[BEGIN]

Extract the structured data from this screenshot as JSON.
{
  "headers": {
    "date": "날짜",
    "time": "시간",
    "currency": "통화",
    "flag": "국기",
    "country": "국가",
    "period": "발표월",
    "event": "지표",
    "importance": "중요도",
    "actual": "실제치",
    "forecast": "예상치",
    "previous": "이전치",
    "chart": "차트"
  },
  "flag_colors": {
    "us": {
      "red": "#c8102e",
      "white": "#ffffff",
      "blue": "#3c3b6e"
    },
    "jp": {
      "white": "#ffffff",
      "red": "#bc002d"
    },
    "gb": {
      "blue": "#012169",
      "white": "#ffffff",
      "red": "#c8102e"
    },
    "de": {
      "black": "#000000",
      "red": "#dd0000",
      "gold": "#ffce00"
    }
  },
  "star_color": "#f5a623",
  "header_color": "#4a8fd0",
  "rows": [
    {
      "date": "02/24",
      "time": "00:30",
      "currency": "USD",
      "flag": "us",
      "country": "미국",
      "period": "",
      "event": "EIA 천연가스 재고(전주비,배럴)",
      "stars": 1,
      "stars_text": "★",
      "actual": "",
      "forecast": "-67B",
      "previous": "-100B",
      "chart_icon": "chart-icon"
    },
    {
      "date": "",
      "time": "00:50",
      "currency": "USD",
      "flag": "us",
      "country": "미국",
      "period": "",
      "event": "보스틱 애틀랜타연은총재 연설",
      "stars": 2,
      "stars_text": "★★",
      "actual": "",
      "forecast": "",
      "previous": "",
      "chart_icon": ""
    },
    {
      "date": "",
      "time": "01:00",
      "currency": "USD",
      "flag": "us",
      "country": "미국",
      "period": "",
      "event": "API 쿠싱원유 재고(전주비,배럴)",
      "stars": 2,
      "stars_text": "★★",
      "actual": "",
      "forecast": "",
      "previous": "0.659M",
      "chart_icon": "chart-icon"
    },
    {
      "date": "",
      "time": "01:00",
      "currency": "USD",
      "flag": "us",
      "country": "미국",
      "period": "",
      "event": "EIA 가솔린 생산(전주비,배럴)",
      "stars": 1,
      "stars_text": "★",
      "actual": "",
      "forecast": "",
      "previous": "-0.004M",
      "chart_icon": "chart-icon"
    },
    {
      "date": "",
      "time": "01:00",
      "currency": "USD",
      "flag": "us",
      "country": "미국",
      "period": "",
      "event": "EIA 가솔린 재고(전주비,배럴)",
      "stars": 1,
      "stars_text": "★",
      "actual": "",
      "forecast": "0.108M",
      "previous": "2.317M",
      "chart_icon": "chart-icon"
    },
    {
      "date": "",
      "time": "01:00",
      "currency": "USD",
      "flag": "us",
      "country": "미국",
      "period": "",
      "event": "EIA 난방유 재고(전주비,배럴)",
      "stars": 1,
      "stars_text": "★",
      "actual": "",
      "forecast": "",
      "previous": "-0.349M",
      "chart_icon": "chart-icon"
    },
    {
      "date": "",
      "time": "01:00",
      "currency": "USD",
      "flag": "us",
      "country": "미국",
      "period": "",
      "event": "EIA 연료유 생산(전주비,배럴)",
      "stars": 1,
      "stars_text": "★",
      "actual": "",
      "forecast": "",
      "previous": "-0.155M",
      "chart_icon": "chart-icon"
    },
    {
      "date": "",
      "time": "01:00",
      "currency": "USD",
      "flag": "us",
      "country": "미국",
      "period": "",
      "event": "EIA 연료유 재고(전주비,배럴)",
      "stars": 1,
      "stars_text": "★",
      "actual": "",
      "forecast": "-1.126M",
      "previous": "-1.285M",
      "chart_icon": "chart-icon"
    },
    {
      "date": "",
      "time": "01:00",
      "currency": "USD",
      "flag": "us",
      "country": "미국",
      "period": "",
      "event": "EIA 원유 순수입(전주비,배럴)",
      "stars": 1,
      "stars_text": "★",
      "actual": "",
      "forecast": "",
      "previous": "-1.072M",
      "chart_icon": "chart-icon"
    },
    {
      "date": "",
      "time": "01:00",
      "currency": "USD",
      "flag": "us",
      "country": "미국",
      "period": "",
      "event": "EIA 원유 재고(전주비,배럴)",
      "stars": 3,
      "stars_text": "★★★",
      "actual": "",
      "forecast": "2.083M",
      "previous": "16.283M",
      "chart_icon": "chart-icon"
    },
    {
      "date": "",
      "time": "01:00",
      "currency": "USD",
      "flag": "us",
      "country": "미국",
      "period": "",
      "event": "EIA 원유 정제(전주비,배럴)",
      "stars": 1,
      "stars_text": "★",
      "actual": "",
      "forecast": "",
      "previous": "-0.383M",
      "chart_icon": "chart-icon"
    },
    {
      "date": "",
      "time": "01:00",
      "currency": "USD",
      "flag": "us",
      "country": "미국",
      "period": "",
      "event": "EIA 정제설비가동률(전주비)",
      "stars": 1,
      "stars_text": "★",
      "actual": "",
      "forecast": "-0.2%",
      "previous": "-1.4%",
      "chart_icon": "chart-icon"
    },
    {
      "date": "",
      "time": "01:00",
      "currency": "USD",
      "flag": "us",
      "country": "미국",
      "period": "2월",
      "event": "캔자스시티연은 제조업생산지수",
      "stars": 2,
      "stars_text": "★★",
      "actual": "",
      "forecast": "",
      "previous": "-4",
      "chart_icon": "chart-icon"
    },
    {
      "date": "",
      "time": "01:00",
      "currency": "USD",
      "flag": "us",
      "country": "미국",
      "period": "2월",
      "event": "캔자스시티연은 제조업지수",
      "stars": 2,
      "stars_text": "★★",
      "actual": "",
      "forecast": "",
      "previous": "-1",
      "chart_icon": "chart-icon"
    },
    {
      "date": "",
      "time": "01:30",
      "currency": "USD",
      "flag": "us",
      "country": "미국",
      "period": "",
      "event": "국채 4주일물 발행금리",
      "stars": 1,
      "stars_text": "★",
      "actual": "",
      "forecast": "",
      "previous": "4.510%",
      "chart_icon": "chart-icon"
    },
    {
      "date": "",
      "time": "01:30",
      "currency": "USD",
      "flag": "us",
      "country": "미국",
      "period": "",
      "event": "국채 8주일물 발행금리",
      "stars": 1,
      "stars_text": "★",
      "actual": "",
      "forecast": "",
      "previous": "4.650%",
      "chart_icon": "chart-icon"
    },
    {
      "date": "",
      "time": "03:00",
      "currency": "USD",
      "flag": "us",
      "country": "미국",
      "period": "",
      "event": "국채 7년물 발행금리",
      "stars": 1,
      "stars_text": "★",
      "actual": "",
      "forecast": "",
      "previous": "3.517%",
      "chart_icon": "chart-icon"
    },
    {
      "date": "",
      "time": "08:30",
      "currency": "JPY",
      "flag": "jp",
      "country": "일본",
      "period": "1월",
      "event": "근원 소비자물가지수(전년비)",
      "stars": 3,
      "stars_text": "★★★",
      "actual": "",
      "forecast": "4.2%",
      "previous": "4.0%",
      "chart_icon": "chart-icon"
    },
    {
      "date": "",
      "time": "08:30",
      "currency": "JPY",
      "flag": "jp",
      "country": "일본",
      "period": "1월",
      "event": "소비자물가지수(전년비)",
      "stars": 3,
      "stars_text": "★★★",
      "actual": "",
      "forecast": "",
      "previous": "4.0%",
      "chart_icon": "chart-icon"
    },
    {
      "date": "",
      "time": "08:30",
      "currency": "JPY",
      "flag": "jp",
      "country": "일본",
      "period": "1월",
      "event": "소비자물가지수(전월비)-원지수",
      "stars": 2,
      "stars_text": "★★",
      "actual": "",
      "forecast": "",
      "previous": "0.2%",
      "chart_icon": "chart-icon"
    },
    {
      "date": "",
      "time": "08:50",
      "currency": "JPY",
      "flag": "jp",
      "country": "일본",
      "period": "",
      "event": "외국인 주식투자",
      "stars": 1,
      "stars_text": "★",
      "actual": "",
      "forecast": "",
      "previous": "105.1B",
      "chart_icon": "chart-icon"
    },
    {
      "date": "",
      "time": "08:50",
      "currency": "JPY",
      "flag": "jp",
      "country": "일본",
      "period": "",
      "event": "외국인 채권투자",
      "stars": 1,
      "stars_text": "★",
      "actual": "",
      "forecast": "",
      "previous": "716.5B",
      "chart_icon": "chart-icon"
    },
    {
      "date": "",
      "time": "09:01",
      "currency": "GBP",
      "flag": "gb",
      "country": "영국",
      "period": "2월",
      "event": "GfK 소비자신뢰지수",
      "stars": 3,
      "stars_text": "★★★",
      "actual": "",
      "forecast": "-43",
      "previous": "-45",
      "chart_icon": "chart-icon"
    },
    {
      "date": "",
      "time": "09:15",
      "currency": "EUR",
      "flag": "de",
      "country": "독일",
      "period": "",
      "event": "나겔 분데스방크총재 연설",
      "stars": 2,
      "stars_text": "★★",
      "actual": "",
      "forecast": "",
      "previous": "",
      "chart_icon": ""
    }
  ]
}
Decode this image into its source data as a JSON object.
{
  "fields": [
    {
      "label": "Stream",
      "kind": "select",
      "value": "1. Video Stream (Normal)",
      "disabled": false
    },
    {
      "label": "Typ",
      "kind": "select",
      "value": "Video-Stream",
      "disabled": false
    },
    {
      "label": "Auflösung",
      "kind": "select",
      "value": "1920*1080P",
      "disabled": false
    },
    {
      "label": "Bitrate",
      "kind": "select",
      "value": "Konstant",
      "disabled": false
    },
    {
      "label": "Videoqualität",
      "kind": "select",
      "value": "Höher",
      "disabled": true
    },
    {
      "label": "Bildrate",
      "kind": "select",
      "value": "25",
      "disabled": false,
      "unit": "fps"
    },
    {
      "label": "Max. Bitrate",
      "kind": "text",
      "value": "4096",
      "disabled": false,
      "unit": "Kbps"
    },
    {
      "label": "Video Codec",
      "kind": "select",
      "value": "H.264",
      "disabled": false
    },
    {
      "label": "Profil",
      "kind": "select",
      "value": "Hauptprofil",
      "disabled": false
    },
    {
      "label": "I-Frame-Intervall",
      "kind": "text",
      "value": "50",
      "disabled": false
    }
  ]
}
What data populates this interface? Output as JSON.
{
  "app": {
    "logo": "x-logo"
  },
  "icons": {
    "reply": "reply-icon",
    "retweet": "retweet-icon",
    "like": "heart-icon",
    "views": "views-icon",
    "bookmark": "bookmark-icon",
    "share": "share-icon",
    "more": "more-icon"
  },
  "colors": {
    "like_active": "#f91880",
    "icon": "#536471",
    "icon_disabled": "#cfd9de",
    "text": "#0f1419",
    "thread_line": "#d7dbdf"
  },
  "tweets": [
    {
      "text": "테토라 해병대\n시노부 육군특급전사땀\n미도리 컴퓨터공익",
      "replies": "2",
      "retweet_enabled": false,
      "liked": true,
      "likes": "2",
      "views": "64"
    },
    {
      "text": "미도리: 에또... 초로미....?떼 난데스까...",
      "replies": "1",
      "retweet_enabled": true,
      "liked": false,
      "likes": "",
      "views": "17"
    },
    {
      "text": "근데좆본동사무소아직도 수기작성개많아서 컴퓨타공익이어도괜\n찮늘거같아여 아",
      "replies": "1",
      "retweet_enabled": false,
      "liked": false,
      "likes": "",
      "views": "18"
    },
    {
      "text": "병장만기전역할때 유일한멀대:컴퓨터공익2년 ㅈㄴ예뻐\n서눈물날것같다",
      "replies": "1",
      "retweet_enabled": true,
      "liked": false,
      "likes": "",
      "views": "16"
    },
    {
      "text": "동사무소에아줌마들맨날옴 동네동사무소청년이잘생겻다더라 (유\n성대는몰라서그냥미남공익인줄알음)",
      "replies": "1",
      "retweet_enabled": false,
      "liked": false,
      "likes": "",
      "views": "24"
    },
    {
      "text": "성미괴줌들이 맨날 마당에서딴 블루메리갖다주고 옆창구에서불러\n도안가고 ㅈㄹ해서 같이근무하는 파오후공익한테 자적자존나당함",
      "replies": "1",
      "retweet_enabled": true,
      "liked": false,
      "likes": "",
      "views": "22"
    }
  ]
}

[END]

DIRECTIONS FOR THIS TASK: Lines from the one containing "What data populates" through the final line are to be given again verbatim, with nothing before or after.

TASK OUTPUT:
What data populates this interface? Output as JSON.
{
  "app": {
    "logo": "x-logo"
  },
  "icons": {
    "reply": "reply-icon",
    "retweet": "retweet-icon",
    "like": "heart-icon",
    "views": "views-icon",
    "bookmark": "bookmark-icon",
    "share": "share-icon",
    "more": "more-icon"
  },
  "colors": {
    "like_active": "#f91880",
    "icon": "#536471",
    "icon_disabled": "#cfd9de",
    "text": "#0f1419",
    "thread_line": "#d7dbdf"
  },
  "tweets": [
    {
      "text": "테토라 해병대\n시노부 육군특급전사땀\n미도리 컴퓨터공익",
      "replies": "2",
      "retweet_enabled": false,
      "liked": true,
      "likes": "2",
      "views": "64"
    },
    {
      "text": "미도리: 에또... 초로미....?떼 난데스까...",
      "replies": "1",
      "retweet_enabled": true,
      "liked": false,
      "likes": "",
      "views": "17"
    },
    {
      "text": "근데좆본동사무소아직도 수기작성개많아서 컴퓨타공익이어도괜\n찮늘거같아여 아",
      "replies": "1",
      "retweet_enabled": false,
      "liked": false,
      "likes": "",
      "views": "18"
    },
    {
      "text": "병장만기전역할때 유일한멀대:컴퓨터공익2년 ㅈㄴ예뻐\n서눈물날것같다",
      "replies": "1",
      "retweet_enabled": true,
      "liked": false,
      "likes": "",
      "views": "16"
    },
    {
      "text": "동사무소에아줌마들맨날옴 동네동사무소청년이잘생겻다더라 (유\n성대는몰라서그냥미남공익인줄알음)",
      "replies": "1",
      "retweet_enabled": false,
      "liked": false,
      "likes": "",
      "views": "24"
    },
    {
      "text": "성미괴줌들이 맨날 마당에서딴 블루메리갖다주고 옆창구에서불러\n도안가고 ㅈㄹ해서 같이근무하는 파오후공익한테 자적자존나당함",
      "replies": "1",
      "retweet_enabled": true,
      "liked": false,
      "likes": "",
      "views": "22"
    }
  ]
}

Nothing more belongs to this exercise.